[TASK DESCRIPTION]:
Exactly repeat the material, dropping every picture from the copy.

─── SUPPLIED DATA

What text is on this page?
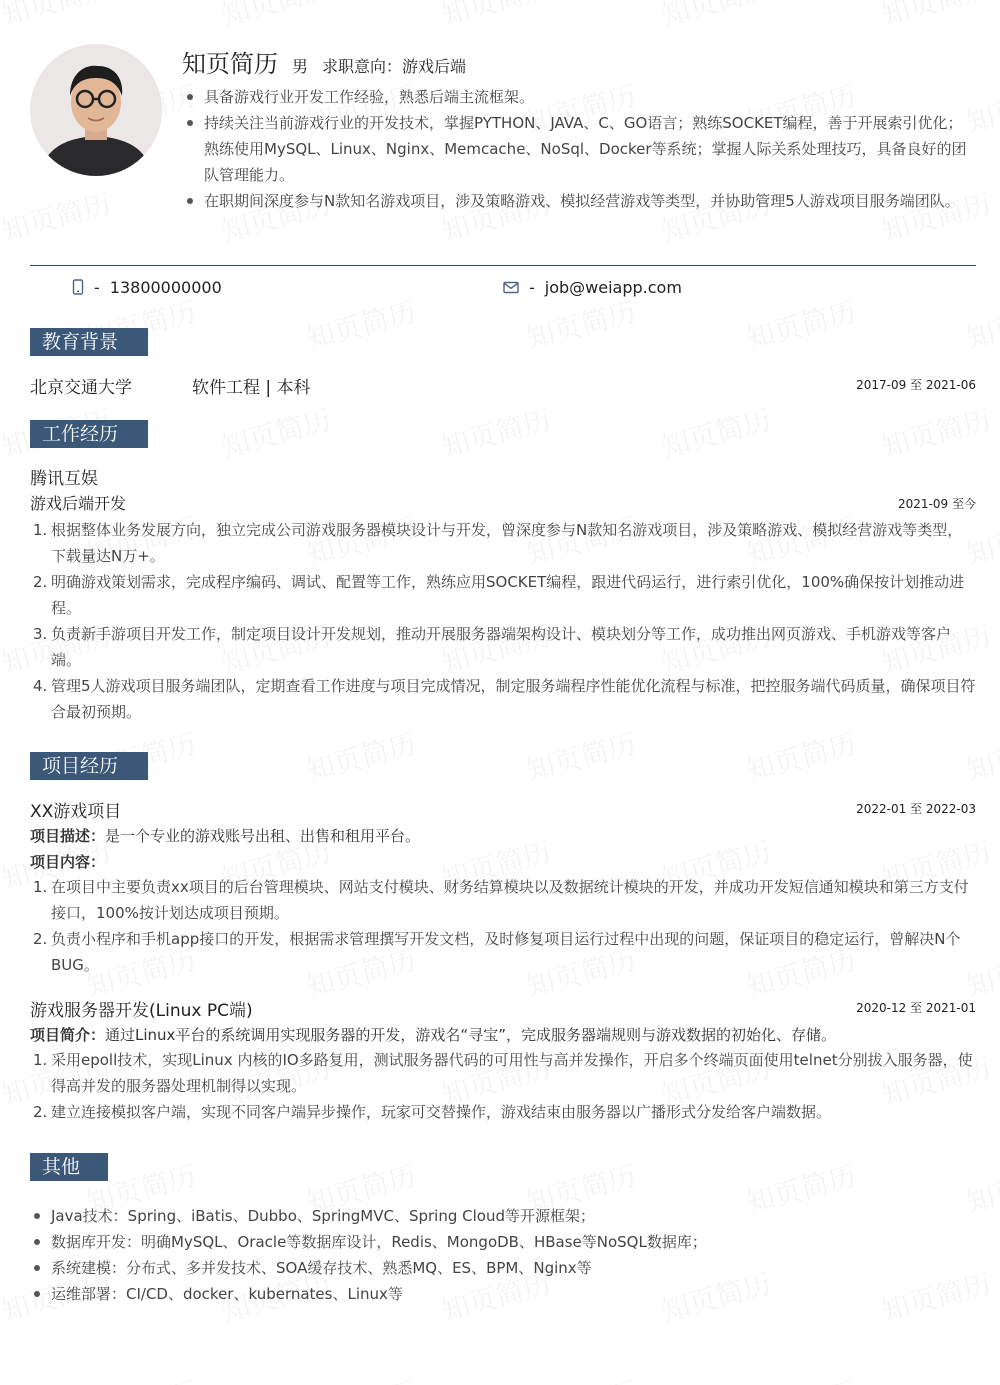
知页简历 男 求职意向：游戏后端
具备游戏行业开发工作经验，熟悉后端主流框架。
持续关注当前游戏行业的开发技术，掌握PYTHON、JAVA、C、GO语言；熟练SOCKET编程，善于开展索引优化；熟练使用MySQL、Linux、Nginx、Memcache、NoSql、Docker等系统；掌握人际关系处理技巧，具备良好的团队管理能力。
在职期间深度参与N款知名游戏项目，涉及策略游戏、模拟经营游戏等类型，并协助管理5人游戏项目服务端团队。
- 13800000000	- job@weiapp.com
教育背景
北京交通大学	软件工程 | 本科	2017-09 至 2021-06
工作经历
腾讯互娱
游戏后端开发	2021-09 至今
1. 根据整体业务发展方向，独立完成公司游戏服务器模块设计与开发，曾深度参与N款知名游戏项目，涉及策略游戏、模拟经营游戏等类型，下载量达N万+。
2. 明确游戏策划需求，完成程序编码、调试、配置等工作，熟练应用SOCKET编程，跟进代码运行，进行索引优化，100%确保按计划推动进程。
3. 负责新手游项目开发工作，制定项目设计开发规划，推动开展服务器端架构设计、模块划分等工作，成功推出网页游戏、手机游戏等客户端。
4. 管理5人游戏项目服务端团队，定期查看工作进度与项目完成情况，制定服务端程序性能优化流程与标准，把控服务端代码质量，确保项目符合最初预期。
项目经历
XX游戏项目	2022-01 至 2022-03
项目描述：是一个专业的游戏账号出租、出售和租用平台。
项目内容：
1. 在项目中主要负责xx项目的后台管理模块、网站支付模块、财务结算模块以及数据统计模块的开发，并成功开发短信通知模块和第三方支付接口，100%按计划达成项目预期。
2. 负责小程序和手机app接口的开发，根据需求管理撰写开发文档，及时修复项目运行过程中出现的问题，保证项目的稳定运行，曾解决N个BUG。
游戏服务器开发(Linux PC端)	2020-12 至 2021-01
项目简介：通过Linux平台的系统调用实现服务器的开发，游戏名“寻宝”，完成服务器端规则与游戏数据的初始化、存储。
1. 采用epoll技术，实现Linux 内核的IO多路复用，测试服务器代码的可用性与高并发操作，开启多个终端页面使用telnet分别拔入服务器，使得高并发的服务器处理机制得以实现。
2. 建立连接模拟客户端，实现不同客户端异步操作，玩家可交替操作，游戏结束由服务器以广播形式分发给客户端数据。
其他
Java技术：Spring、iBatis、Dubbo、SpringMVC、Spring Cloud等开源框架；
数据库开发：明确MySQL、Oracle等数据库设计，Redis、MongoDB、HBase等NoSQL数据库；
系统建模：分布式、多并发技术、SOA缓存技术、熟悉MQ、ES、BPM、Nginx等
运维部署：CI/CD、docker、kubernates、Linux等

──────

[RESULT]:
What text is on this page?
知页简历 男 求职意向：游戏后端
具备游戏行业开发工作经验，熟悉后端主流框架。
持续关注当前游戏行业的开发技术，掌握PYTHON、JAVA、C、GO语言；熟练SOCKET编程，善于开展索引优化；熟练使用MySQL、Linux、Nginx、Memcache、NoSql、Docker等系统；掌握人际关系处理技巧，具备良好的团队管理能力。
在职期间深度参与N款知名游戏项目，涉及策略游戏、模拟经营游戏等类型，并协助管理5人游戏项目服务端团队。
- 13800000000	- job@weiapp.com
教育背景
北京交通大学	软件工程 | 本科	2017-09 至 2021-06
工作经历
腾讯互娱
游戏后端开发	2021-09 至今
1. 根据整体业务发展方向，独立完成公司游戏服务器模块设计与开发，曾深度参与N款知名游戏项目，涉及策略游戏、模拟经营游戏等类型，下载量达N万+。
2. 明确游戏策划需求，完成程序编码、调试、配置等工作，熟练应用SOCKET编程，跟进代码运行，进行索引优化，100%确保按计划推动进程。
3. 负责新手游项目开发工作，制定项目设计开发规划，推动开展服务器端架构设计、模块划分等工作，成功推出网页游戏、手机游戏等客户端。
4. 管理5人游戏项目服务端团队，定期查看工作进度与项目完成情况，制定服务端程序性能优化流程与标准，把控服务端代码质量，确保项目符合最初预期。
项目经历
XX游戏项目	2022-01 至 2022-03
项目描述：是一个专业的游戏账号出租、出售和租用平台。
项目内容：
1. 在项目中主要负责xx项目的后台管理模块、网站支付模块、财务结算模块以及数据统计模块的开发，并成功开发短信通知模块和第三方支付接口，100%按计划达成项目预期。
2. 负责小程序和手机app接口的开发，根据需求管理撰写开发文档，及时修复项目运行过程中出现的问题，保证项目的稳定运行，曾解决N个BUG。
游戏服务器开发(Linux PC端)	2020-12 至 2021-01
项目简介：通过Linux平台的系统调用实现服务器的开发，游戏名“寻宝”，完成服务器端规则与游戏数据的初始化、存储。
1. 采用epoll技术，实现Linux 内核的IO多路复用，测试服务器代码的可用性与高并发操作，开启多个终端页面使用telnet分别拔入服务器，使得高并发的服务器处理机制得以实现。
2. 建立连接模拟客户端，实现不同客户端异步操作，玩家可交替操作，游戏结束由服务器以广播形式分发给客户端数据。
其他
Java技术：Spring、iBatis、Dubbo、SpringMVC、Spring Cloud等开源框架；
数据库开发：明确MySQL、Oracle等数据库设计，Redis、MongoDB、HBase等NoSQL数据库；
系统建模：分布式、多并发技术、SOA缓存技术、熟悉MQ、ES、BPM、Nginx等
运维部署：CI/CD、docker、kubernates、Linux等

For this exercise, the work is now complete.